=== DIRECTIVE ===
Locate the string "matrix" in the listing below. Copy every line where it is found.

[START]

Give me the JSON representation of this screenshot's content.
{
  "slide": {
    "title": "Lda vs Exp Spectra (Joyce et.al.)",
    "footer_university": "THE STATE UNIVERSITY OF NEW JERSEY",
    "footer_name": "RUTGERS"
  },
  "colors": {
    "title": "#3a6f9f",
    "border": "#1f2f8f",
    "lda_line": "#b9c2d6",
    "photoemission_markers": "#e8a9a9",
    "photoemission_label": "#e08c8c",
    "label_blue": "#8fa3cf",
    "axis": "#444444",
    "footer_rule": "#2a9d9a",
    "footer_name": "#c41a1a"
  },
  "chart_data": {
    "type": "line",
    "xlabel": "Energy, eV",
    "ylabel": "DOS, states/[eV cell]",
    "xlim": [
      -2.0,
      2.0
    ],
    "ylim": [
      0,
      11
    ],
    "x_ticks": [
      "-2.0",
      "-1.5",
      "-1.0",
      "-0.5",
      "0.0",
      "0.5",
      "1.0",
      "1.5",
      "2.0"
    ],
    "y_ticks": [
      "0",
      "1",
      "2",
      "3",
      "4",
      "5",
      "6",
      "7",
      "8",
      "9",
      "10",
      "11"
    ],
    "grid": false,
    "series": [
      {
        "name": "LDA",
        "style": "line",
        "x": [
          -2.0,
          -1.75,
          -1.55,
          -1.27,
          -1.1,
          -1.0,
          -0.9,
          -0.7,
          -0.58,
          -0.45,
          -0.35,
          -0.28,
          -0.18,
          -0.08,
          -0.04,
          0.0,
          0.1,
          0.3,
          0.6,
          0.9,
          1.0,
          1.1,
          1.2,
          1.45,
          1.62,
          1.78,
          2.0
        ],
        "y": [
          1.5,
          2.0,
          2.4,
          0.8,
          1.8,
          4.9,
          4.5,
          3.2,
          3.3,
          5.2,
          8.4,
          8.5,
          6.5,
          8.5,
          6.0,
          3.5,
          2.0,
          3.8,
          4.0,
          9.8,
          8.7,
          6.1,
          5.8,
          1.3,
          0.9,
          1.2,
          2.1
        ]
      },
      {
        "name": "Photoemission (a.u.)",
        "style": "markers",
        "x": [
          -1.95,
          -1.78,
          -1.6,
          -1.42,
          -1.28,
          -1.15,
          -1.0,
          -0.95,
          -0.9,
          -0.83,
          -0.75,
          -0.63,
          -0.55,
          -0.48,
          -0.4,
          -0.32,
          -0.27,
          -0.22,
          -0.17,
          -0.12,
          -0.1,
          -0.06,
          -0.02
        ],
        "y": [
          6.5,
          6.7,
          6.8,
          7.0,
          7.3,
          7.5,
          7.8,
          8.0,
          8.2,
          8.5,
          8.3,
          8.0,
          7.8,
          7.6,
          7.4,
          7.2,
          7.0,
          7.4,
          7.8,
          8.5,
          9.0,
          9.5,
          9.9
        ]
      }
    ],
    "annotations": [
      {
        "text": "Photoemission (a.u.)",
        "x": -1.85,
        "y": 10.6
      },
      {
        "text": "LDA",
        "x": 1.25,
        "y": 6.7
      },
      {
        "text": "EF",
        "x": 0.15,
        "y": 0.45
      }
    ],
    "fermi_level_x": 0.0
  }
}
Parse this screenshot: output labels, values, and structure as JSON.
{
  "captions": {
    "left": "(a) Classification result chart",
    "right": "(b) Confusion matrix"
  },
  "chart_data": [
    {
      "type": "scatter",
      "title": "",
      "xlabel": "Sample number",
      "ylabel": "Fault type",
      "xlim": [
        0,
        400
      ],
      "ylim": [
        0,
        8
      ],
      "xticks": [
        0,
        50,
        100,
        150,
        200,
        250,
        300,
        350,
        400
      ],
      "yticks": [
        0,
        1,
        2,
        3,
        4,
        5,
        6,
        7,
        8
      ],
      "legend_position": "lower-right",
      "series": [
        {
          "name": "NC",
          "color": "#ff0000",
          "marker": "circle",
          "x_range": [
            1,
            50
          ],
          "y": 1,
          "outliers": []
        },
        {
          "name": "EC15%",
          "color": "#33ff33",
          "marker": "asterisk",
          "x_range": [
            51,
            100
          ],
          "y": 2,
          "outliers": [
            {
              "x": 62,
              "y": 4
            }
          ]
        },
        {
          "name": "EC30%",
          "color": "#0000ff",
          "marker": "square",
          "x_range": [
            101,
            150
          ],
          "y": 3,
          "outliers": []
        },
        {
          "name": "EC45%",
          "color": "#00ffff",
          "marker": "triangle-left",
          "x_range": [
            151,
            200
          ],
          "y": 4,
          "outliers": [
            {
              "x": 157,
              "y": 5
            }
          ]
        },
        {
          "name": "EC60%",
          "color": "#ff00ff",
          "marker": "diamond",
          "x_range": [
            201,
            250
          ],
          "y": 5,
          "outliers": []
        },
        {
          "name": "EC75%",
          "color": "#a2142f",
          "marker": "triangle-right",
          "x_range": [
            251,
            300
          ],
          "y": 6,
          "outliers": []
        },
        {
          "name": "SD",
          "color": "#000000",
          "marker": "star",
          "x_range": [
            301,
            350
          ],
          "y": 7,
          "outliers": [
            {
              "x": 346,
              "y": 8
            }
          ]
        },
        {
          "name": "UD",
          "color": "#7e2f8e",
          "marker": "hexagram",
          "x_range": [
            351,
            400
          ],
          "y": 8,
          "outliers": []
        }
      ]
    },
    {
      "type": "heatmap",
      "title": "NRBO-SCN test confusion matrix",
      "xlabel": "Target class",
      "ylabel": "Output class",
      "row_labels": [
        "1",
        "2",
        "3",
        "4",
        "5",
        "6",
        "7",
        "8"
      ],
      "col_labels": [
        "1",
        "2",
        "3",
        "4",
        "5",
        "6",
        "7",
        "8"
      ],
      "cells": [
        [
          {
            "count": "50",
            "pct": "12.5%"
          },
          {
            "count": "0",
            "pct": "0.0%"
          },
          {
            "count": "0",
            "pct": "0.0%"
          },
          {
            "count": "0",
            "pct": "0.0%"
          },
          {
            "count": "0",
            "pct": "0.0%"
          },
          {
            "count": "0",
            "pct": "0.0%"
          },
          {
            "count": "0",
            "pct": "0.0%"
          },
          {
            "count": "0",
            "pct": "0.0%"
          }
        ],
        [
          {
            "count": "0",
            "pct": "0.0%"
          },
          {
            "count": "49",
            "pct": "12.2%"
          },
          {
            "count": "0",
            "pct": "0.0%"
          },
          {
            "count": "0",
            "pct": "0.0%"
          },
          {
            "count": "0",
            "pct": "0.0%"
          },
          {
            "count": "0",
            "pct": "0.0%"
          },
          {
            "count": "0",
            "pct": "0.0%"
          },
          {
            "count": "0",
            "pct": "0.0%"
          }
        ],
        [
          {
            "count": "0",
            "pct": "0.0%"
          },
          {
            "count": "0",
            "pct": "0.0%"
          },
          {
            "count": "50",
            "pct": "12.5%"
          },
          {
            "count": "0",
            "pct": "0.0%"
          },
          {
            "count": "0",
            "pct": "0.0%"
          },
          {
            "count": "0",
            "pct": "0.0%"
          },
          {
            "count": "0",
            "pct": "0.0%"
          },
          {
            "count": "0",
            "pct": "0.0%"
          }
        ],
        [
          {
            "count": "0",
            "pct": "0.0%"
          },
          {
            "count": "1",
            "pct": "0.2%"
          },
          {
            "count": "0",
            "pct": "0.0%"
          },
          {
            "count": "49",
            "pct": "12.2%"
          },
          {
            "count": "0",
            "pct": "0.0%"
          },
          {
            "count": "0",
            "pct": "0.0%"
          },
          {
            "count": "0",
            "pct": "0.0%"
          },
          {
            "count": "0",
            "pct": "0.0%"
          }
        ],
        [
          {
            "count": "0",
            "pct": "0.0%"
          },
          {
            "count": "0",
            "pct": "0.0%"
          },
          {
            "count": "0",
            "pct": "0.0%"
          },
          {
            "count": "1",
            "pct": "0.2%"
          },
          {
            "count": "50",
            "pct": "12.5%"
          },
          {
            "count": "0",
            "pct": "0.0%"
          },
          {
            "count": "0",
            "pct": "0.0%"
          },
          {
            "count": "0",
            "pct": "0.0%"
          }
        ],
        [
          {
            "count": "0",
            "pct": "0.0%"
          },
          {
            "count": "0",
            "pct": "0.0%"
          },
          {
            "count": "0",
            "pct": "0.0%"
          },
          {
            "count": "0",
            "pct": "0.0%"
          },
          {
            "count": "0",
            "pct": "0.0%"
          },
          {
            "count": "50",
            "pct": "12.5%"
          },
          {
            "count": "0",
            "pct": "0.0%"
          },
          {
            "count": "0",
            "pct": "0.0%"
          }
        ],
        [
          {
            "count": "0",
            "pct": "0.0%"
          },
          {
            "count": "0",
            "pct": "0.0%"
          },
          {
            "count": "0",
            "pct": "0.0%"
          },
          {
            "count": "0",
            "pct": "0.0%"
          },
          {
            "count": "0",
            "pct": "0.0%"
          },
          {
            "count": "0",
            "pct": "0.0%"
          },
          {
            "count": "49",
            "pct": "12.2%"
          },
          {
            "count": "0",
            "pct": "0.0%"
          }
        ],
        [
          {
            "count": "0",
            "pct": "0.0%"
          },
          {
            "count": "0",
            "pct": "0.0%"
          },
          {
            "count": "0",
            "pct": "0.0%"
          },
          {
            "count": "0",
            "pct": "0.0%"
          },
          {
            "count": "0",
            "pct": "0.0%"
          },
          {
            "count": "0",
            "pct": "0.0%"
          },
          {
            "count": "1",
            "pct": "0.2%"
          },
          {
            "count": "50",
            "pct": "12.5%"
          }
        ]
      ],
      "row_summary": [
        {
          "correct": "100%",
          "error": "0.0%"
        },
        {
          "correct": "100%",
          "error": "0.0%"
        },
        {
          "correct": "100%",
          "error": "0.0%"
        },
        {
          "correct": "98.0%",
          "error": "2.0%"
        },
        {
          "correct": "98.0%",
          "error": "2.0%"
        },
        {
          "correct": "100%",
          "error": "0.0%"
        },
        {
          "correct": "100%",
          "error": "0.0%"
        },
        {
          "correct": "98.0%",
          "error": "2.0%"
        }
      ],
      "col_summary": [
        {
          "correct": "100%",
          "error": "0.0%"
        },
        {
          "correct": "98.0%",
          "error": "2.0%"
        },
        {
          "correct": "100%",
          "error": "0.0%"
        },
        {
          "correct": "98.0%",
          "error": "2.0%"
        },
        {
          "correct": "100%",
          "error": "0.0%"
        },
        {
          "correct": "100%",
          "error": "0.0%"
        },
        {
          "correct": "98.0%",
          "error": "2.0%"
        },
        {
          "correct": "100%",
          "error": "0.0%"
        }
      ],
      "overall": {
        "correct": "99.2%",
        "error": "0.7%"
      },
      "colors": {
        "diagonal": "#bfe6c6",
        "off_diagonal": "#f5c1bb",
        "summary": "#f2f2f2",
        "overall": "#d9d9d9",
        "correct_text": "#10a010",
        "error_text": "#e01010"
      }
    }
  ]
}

[END]
[START]

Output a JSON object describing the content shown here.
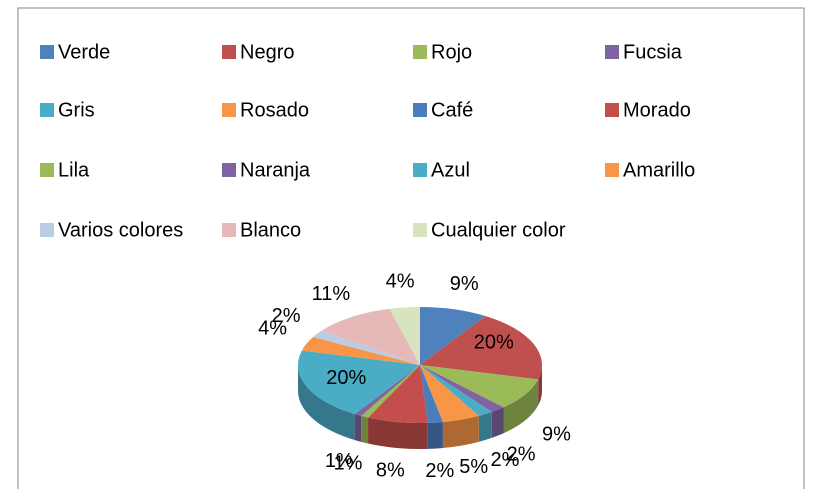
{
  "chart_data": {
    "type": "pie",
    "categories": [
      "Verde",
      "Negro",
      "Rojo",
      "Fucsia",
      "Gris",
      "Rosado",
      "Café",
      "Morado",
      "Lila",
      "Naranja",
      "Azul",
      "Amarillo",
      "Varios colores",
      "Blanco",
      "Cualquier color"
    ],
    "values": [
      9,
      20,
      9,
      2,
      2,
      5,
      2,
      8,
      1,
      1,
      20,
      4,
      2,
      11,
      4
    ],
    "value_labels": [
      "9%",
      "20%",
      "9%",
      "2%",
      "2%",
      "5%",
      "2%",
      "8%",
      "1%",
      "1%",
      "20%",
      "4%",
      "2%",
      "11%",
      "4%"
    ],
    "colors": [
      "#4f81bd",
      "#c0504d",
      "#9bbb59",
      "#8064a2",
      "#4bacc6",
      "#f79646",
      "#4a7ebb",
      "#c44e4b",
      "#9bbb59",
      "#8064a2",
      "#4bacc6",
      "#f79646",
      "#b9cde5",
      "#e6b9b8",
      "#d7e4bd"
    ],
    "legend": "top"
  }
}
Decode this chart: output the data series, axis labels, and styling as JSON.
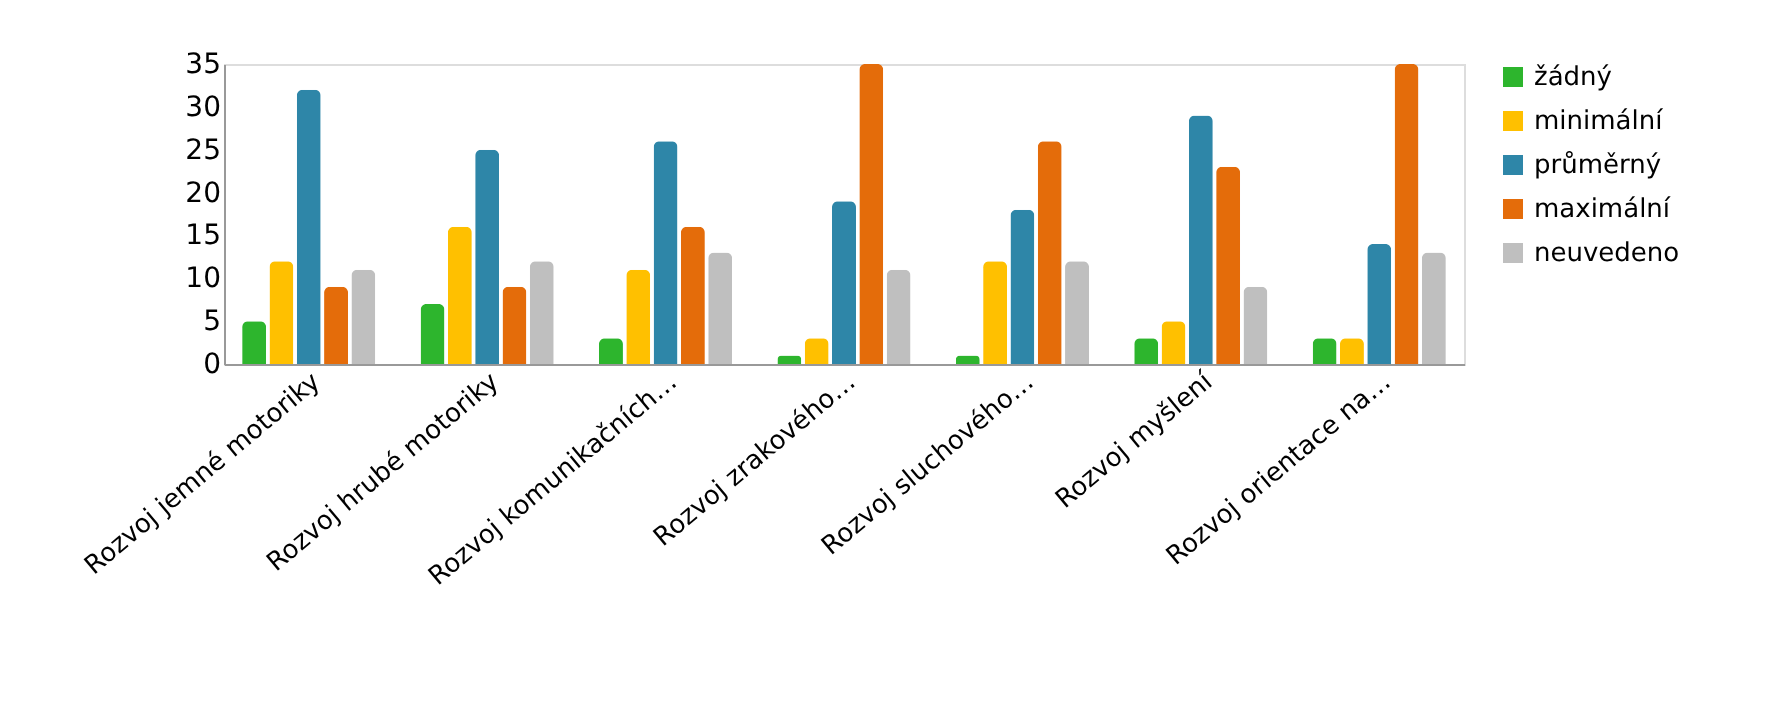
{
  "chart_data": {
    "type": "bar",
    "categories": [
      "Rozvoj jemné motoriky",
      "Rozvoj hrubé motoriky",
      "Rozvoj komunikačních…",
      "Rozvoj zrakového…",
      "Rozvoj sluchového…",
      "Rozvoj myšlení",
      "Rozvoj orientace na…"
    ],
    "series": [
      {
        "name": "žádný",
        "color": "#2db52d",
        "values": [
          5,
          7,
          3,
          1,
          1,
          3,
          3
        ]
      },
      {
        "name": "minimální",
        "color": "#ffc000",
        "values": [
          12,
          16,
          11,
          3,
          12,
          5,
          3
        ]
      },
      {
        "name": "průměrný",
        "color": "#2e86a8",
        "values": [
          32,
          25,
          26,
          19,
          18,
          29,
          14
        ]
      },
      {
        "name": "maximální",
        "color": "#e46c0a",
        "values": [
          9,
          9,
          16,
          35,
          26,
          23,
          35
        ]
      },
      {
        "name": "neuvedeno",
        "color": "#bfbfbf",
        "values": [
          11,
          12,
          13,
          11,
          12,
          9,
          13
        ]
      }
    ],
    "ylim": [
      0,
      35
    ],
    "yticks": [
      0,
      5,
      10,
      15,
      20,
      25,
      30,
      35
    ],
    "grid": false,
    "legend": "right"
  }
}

[END]

=== EXERCISE OUTPUT ===
    "right": "(b) Confusion matrix"
      "title": "NRBO-SCN test confusion matrix",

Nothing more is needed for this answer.